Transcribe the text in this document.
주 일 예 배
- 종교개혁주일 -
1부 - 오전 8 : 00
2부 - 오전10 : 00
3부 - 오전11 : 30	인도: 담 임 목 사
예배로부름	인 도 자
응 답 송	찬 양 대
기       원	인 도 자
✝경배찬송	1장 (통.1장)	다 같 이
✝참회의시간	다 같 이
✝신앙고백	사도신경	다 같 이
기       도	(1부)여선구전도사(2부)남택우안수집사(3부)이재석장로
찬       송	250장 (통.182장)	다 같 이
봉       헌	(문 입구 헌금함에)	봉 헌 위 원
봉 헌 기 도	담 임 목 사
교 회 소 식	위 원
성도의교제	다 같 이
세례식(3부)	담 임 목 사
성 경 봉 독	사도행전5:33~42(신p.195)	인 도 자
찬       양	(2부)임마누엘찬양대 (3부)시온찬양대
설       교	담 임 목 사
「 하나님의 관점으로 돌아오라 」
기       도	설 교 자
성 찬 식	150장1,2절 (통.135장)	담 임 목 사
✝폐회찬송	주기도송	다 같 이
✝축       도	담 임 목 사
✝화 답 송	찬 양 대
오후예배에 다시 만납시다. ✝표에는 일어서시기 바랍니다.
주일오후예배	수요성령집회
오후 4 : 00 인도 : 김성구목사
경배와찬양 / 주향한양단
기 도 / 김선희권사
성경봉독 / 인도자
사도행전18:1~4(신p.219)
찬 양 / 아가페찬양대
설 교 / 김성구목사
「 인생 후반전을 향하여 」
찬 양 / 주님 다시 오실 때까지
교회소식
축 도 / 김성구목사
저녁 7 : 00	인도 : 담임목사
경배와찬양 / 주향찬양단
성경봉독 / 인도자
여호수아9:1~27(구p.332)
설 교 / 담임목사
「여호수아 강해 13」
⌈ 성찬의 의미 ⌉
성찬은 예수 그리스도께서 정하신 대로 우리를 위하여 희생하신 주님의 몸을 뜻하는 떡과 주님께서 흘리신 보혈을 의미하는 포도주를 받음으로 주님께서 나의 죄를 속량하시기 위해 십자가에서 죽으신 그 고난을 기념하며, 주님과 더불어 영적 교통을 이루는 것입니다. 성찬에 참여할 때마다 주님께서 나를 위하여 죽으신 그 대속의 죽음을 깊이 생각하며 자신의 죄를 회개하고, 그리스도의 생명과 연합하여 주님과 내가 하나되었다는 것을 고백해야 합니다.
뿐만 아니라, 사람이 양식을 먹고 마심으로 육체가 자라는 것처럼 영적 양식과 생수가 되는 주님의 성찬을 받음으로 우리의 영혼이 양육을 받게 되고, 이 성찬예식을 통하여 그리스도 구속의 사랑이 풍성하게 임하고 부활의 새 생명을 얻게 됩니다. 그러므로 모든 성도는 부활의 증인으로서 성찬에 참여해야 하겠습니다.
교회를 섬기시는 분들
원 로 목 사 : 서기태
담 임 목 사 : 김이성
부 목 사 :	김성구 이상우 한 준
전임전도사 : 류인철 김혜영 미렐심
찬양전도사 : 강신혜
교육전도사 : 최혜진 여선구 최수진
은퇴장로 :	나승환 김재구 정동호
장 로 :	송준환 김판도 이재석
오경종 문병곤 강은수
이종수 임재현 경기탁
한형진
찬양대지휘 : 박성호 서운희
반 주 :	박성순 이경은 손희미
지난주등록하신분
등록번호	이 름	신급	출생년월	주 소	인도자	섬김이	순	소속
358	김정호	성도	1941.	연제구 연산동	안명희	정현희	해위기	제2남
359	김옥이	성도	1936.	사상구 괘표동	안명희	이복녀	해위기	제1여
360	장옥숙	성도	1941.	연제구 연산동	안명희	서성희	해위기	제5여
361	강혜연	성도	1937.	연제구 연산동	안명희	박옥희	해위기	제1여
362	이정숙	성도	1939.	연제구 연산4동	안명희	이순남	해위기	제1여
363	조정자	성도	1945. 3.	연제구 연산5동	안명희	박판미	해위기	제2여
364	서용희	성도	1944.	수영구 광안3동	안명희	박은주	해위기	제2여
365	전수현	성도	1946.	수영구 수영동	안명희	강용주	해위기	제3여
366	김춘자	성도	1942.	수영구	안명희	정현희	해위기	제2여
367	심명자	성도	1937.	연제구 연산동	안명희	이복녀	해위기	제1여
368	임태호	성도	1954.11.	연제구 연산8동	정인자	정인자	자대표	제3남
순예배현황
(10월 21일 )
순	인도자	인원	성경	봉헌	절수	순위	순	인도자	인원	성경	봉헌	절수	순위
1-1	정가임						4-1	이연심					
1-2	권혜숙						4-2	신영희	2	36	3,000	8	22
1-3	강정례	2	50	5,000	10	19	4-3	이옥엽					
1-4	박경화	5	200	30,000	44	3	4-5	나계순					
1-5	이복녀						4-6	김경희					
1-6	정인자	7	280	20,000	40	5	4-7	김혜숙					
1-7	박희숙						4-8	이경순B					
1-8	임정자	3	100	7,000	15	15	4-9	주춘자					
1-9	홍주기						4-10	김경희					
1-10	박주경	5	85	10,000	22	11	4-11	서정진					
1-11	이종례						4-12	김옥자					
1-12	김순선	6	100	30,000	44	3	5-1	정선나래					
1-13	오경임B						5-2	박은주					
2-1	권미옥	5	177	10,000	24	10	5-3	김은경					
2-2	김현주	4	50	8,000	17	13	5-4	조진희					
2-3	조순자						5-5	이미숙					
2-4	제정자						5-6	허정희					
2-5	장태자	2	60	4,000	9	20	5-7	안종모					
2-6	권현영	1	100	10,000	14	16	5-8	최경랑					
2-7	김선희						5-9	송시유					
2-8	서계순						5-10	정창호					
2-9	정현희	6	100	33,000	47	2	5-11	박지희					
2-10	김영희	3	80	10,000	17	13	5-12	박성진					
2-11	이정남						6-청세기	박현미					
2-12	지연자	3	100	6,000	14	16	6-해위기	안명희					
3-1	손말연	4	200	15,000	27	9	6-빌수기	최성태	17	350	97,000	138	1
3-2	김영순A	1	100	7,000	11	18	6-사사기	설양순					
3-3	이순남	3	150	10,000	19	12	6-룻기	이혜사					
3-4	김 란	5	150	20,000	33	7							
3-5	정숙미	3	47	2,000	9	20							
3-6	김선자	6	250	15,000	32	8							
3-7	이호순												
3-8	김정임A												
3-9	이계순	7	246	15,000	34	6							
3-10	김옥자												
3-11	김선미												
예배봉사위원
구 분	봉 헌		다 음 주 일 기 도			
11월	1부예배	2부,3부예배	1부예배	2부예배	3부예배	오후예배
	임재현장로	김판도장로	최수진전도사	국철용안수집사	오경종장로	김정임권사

● ● ● ● ●

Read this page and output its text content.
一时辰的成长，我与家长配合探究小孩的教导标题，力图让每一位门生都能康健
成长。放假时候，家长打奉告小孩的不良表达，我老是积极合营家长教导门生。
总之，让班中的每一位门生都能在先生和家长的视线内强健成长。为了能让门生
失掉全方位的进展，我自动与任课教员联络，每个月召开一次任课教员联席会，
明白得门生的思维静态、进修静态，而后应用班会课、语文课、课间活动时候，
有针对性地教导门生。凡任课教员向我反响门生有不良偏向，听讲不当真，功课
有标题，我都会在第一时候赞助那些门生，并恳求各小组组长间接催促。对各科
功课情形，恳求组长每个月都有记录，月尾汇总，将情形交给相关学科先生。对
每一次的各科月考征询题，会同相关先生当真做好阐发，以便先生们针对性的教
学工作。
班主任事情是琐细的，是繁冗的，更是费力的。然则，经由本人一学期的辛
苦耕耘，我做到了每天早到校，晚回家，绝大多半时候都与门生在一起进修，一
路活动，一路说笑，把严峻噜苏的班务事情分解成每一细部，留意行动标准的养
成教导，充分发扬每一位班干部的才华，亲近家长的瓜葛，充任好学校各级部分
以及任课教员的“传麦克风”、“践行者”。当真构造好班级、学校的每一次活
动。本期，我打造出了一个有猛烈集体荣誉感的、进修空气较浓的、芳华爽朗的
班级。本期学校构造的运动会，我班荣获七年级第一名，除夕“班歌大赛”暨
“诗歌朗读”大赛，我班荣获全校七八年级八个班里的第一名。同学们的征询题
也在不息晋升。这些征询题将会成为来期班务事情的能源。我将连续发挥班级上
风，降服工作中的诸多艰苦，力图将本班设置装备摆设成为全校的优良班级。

● ● ● ● ●

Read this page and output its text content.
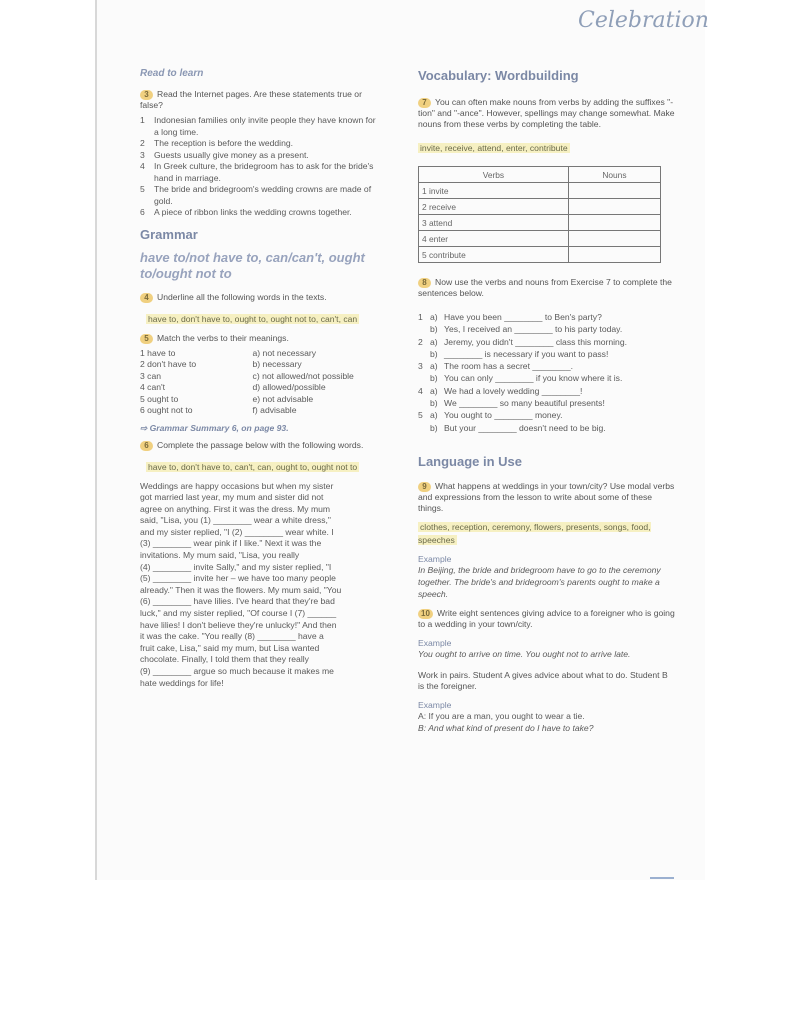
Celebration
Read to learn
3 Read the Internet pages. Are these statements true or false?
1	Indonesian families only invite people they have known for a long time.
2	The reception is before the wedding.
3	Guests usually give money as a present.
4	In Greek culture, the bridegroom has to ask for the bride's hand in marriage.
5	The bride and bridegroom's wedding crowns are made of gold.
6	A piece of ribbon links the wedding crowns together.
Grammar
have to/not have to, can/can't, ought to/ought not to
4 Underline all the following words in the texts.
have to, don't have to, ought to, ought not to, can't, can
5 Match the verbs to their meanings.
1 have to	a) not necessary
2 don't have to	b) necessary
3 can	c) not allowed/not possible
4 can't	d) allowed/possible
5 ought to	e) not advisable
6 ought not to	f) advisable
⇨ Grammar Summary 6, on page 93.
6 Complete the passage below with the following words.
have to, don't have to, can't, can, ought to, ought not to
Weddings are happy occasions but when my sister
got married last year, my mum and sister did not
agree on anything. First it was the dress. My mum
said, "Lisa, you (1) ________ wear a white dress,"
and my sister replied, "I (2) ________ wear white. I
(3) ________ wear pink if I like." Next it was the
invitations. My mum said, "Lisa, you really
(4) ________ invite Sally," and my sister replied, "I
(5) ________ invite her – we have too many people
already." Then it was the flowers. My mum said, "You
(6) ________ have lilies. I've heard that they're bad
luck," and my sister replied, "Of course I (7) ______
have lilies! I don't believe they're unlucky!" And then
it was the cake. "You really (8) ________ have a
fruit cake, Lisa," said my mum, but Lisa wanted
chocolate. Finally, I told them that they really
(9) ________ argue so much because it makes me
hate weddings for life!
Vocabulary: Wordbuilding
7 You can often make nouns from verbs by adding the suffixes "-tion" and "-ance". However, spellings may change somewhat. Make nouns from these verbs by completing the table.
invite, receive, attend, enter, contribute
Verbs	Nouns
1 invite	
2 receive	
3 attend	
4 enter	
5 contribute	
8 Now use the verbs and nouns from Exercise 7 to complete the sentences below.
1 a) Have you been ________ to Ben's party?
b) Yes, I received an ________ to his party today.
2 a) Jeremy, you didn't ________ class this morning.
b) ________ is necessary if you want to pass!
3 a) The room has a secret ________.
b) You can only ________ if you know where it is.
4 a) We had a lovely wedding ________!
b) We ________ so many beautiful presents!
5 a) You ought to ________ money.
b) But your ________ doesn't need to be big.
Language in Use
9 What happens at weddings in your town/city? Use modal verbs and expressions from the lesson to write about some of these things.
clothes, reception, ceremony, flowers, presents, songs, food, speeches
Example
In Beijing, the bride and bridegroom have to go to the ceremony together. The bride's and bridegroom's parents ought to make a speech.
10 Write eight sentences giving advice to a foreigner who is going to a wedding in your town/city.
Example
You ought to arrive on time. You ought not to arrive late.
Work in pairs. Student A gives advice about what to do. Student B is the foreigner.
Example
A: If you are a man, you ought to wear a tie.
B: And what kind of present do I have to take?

● ● ● ● ●

§ **Set task**:
Copy out all lines where the word "replied" appears.

§ **Solution for this problem**:
and my sister replied, "I (2) ________ wear white. I
(4) ________ invite Sally," and my sister replied, "I
luck," and my sister replied, "Of course I (7) ______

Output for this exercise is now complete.